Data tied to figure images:
┌──
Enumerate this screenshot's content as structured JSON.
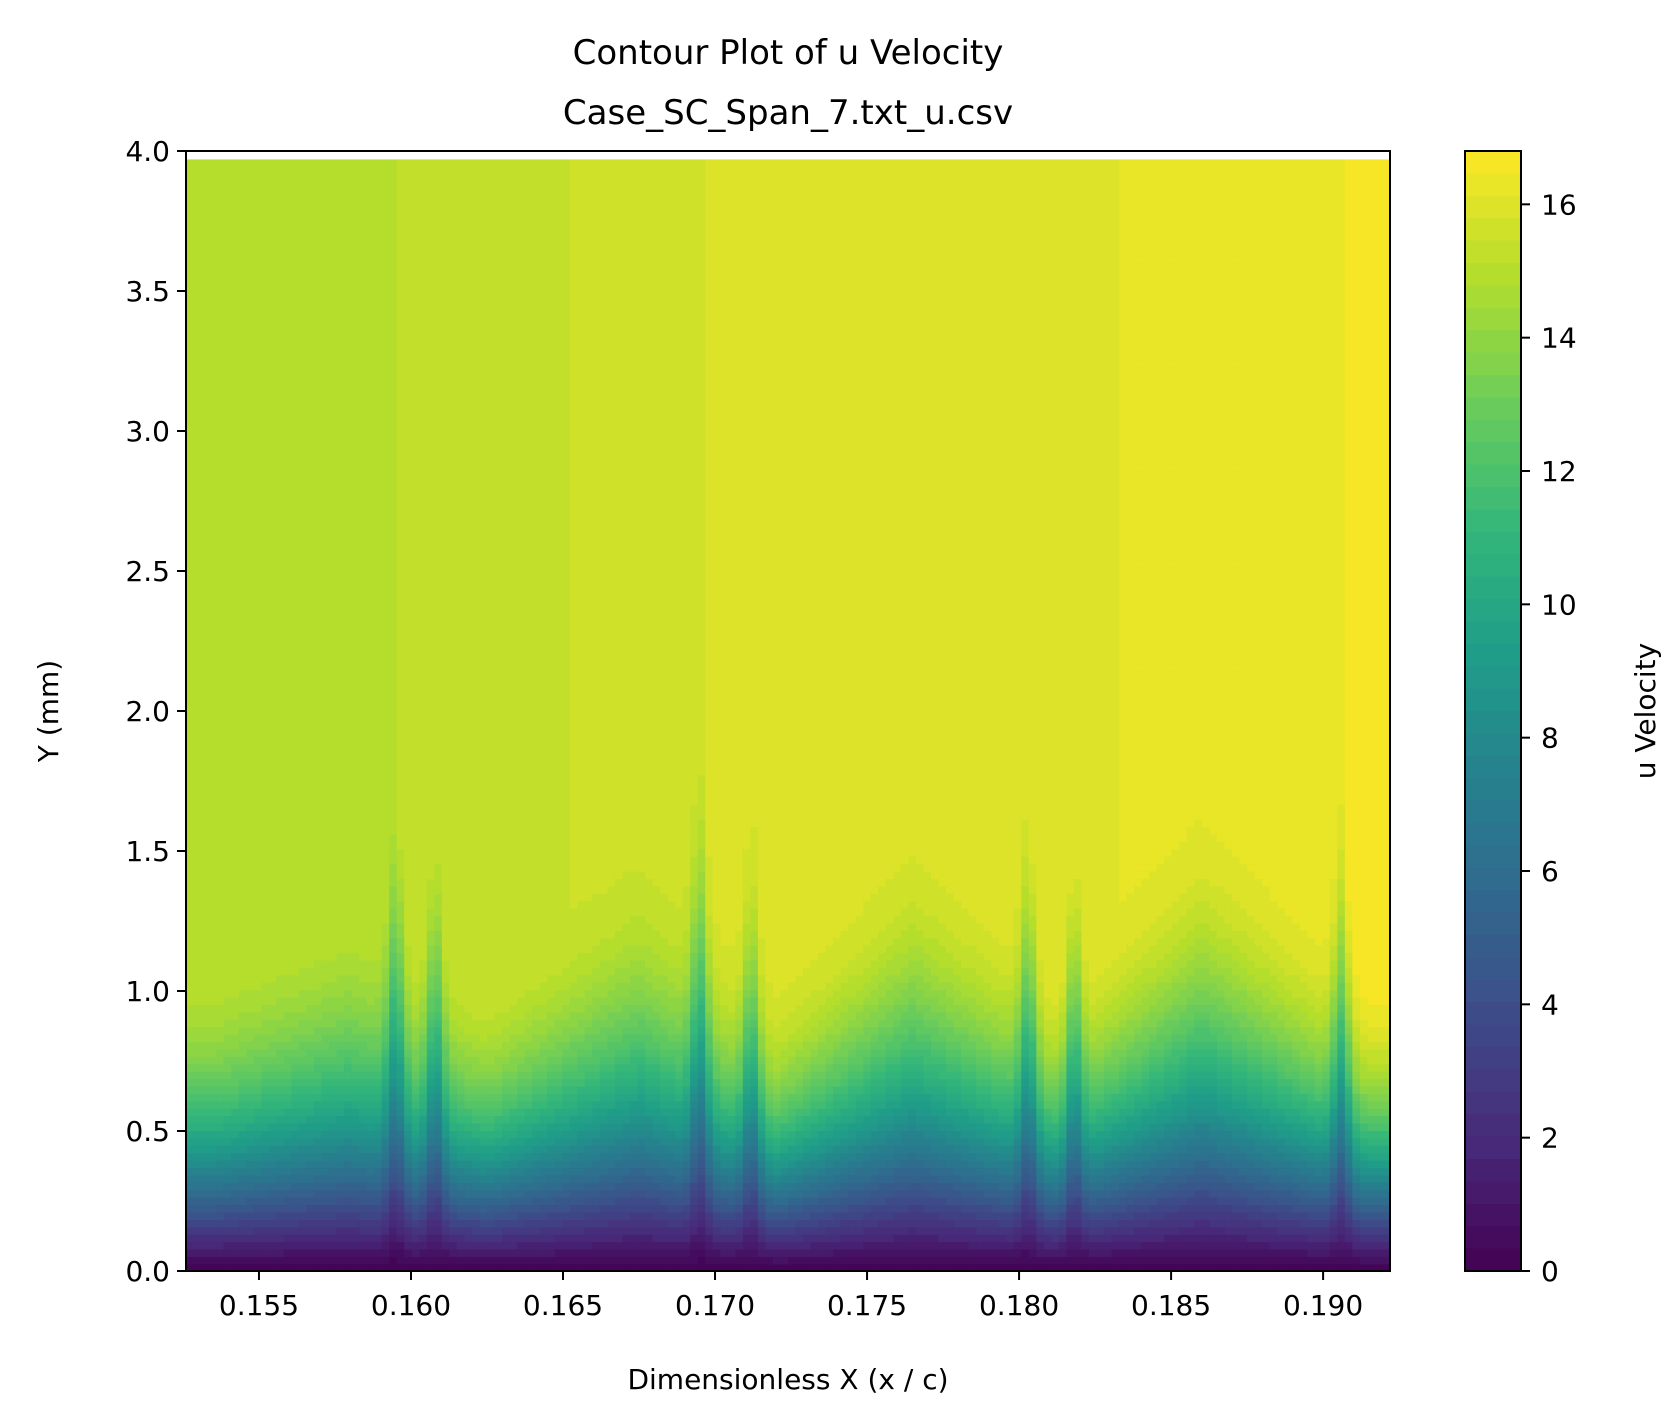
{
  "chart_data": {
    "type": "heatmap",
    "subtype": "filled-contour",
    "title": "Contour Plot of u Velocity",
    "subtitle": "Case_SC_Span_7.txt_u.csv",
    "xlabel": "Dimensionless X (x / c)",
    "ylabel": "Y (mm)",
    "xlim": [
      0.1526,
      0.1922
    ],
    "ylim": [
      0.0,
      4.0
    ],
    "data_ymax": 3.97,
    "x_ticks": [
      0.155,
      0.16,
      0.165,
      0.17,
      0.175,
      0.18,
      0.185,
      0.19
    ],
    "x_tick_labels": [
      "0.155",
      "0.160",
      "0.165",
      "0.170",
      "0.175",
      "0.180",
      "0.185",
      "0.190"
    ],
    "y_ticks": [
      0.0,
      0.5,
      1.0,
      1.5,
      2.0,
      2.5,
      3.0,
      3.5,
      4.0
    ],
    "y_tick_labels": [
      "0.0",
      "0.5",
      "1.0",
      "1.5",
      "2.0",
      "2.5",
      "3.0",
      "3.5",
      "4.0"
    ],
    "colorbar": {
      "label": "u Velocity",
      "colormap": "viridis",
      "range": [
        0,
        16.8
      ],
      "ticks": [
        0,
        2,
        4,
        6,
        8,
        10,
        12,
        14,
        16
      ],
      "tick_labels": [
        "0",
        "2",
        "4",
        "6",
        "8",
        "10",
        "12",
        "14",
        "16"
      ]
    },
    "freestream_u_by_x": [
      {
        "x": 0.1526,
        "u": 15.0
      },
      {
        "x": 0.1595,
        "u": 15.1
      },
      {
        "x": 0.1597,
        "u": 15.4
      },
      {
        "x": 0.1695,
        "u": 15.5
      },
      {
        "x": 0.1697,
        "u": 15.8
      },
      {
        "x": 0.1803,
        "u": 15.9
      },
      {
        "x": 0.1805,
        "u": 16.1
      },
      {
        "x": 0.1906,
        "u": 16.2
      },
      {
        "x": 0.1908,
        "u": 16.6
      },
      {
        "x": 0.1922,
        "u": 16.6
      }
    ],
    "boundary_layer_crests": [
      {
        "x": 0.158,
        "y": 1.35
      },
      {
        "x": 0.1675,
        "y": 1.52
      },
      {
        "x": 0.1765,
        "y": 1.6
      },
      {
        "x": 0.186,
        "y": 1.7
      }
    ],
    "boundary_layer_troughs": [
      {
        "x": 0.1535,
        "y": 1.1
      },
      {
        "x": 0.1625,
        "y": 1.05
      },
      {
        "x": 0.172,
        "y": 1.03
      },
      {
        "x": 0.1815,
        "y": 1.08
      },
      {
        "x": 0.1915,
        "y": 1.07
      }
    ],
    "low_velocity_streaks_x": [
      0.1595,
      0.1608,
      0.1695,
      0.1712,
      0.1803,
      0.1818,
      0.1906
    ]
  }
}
└──
┌──
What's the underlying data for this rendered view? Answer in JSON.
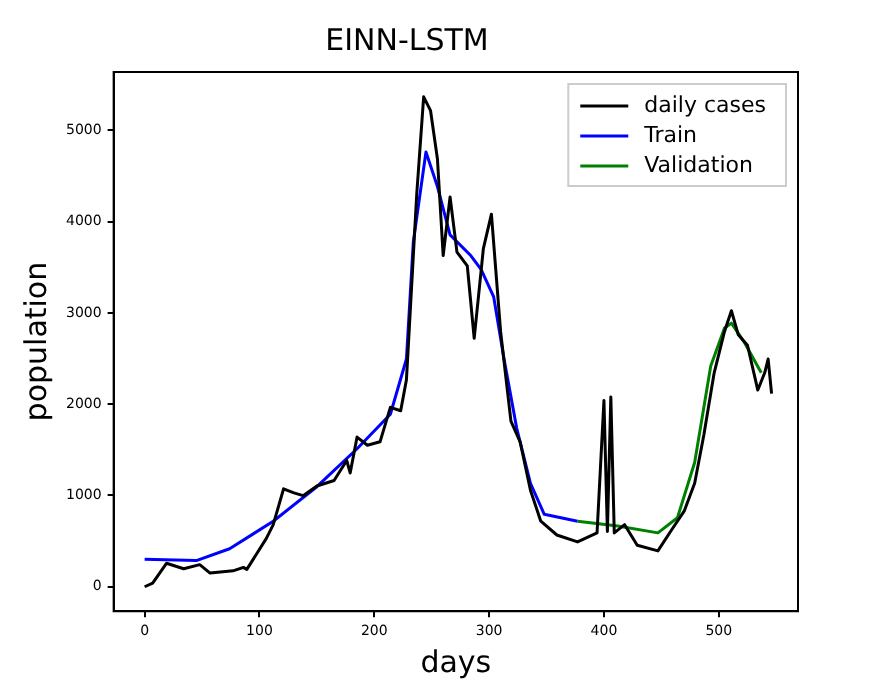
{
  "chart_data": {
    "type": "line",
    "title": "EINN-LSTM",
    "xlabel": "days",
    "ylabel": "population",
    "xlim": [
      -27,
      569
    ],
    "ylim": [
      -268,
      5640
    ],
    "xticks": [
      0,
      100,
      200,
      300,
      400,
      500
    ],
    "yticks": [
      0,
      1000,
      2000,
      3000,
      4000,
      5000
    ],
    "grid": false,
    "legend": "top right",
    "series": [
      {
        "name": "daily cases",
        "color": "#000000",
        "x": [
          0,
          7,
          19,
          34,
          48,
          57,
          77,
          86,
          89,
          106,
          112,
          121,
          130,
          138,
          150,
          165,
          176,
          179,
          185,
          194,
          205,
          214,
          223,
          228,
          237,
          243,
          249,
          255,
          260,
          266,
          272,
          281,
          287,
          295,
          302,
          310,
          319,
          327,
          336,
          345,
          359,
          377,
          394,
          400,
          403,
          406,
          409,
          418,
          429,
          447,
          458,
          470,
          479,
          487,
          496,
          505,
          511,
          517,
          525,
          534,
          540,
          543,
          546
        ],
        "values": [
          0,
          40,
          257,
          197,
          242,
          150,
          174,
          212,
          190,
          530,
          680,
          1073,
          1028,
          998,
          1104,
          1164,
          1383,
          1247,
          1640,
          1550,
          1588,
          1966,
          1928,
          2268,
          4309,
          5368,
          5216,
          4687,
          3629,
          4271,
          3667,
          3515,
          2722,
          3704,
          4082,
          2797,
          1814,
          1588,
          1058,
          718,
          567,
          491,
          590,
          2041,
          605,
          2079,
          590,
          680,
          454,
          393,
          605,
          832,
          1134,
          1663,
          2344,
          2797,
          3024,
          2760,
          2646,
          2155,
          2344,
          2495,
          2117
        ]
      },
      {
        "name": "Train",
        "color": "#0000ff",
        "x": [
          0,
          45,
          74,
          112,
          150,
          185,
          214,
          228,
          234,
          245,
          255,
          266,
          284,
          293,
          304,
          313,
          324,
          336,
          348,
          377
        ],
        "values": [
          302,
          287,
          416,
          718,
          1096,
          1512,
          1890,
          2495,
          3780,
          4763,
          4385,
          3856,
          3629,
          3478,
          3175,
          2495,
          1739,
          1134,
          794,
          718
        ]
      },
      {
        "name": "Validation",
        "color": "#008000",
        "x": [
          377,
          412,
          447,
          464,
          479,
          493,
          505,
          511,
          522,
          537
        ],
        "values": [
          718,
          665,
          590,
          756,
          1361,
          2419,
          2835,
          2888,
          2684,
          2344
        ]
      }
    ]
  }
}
└──
*Instructions for the task*. Copy each line from the data above that includes "xlabel".

*Worked solution*.
    "xlabel": "Dimensionless X (x / c)",
    "xlabel": "days",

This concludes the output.